Set exercise:
Render the lines below as a Markdown table with the columns Row and Line text, numbering each row and leaving out blank lines. Include everything from the first line down to the line containing "- colorbar-segment: [2465, 169, 2496, 195]", with both ends included.

Data for the task:
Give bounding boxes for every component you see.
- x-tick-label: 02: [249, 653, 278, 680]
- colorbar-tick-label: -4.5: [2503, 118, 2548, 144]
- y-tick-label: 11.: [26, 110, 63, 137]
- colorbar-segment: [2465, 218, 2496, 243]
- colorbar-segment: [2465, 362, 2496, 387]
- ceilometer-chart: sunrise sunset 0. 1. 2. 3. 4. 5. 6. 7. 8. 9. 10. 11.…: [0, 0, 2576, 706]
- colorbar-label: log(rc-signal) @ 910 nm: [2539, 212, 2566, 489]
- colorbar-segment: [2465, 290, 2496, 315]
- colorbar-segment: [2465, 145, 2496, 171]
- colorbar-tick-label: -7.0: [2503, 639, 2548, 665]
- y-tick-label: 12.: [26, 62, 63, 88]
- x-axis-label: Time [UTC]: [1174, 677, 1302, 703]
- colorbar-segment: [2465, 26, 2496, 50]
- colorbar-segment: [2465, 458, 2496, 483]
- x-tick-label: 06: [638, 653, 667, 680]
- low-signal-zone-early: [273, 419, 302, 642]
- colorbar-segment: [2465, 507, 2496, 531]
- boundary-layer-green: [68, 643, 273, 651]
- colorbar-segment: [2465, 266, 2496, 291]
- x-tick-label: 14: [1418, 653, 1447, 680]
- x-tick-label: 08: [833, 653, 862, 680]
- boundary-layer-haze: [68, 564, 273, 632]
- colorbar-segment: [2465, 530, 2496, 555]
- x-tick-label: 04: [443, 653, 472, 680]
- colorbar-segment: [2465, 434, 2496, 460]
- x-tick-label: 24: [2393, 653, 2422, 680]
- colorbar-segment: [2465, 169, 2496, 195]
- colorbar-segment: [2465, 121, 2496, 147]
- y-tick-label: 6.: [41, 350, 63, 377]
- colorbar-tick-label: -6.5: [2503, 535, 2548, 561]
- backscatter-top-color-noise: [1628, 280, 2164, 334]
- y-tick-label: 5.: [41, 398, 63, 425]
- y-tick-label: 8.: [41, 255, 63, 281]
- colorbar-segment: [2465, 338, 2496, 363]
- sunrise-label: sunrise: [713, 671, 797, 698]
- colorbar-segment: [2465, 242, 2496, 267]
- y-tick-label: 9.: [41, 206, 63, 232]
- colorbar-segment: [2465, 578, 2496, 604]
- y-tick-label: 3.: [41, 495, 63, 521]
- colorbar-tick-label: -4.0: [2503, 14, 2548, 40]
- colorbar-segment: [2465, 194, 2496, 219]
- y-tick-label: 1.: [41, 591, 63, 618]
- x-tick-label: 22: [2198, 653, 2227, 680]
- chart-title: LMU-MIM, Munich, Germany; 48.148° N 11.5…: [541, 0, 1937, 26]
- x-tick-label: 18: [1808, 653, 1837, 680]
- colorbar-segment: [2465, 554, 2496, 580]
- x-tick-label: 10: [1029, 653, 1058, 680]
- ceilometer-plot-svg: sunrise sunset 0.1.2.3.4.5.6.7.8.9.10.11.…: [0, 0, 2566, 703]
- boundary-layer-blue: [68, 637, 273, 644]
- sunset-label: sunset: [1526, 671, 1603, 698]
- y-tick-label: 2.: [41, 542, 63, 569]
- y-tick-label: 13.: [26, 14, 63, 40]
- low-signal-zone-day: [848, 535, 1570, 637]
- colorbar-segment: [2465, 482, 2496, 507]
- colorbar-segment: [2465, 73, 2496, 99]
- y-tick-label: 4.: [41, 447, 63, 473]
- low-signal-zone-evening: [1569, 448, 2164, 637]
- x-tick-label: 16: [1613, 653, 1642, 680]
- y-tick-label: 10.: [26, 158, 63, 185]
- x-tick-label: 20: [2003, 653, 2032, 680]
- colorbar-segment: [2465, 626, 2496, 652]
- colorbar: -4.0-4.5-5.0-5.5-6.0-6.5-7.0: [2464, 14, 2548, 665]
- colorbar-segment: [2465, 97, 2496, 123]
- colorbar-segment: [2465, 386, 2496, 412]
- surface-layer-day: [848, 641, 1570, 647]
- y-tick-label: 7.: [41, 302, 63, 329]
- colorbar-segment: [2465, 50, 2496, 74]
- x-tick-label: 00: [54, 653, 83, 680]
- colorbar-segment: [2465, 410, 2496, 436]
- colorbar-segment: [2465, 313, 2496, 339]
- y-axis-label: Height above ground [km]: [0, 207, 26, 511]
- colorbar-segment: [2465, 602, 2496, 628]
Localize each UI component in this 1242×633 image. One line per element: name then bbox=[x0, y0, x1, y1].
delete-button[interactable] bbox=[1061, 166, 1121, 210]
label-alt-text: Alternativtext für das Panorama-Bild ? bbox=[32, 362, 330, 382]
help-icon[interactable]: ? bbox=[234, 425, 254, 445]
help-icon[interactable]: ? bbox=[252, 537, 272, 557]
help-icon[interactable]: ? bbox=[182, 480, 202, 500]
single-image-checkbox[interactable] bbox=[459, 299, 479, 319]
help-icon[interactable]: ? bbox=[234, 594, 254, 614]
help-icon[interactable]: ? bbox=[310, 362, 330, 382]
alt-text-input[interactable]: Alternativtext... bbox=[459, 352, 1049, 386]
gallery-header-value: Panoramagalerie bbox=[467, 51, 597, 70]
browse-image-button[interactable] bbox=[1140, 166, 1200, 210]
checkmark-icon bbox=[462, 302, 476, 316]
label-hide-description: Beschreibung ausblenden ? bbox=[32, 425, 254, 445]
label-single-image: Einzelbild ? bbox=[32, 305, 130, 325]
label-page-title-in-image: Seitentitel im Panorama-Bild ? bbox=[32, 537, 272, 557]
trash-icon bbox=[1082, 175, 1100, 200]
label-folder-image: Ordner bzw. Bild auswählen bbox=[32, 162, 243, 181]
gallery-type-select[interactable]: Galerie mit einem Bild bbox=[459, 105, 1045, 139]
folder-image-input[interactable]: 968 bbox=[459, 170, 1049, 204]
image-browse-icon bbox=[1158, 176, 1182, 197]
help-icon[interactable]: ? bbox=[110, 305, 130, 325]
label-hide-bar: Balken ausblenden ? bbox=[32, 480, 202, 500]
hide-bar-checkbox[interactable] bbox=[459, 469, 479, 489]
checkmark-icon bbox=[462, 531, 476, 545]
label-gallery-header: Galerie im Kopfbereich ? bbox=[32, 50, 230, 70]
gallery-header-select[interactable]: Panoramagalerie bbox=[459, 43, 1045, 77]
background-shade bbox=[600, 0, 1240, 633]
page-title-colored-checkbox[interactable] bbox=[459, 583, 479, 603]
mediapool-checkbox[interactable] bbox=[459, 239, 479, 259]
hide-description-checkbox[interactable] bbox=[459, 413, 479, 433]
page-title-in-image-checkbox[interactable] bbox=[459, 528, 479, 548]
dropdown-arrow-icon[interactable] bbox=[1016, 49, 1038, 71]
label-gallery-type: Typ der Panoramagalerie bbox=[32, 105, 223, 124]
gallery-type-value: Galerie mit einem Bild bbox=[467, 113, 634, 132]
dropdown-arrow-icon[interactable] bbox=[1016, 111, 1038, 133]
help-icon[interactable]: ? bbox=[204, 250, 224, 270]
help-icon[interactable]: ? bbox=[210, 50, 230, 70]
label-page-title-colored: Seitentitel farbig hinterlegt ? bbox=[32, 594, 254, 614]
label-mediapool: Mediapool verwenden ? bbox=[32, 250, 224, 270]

Full output:
| Row | Line text |
|---|---|
| 1 | Give bounding boxes for every component you see. |
| 2 | - x-tick-label: 02: [249, 653, 278, 680] |
| 3 | - colorbar-tick-label: -4.5: [2503, 118, 2548, 144] |
| 4 | - y-tick-label: 11.: [26, 110, 63, 137] |
| 5 | - colorbar-segment: [2465, 218, 2496, 243] |
| 6 | - colorbar-segment: [2465, 362, 2496, 387] |
| 7 | - ceilometer-chart: sunrise sunset 0. 1. 2. 3. 4. 5. 6. 7. 8. 9. 10. 11.…: [0, 0, 2576, 706] |
| 8 | - colorbar-label: log(rc-signal) @ 910 nm: [2539, 212, 2566, 489] |
| 9 | - colorbar-segment: [2465, 290, 2496, 315] |
| 10 | - colorbar-segment: [2465, 145, 2496, 171] |
| 11 | - colorbar-tick-label: -7.0: [2503, 639, 2548, 665] |
| 12 | - y-tick-label: 12.: [26, 62, 63, 88] |
| 13 | - x-axis-label: Time [UTC]: [1174, 677, 1302, 703] |
| 14 | - colorbar-segment: [2465, 26, 2496, 50] |
| 15 | - colorbar-segment: [2465, 458, 2496, 483] |
| 16 | - x-tick-label: 06: [638, 653, 667, 680] |
| 17 | - low-signal-zone-early: [273, 419, 302, 642] |
| 18 | - colorbar-segment: [2465, 507, 2496, 531] |
| 19 | - boundary-layer-green: [68, 643, 273, 651] |
| 20 | - colorbar-segment: [2465, 266, 2496, 291] |
| 21 | - x-tick-label: 14: [1418, 653, 1447, 680] |
| 22 | - x-tick-label: 08: [833, 653, 862, 680] |
| 23 | - boundary-layer-haze: [68, 564, 273, 632] |
| 24 | - colorbar-segment: [2465, 530, 2496, 555] |
| 25 | - x-tick-label: 04: [443, 653, 472, 680] |
| 26 | - colorbar-segment: [2465, 434, 2496, 460] |
| 27 | - x-tick-label: 24: [2393, 653, 2422, 680] |
| 28 | - colorbar-segment: [2465, 169, 2496, 195] |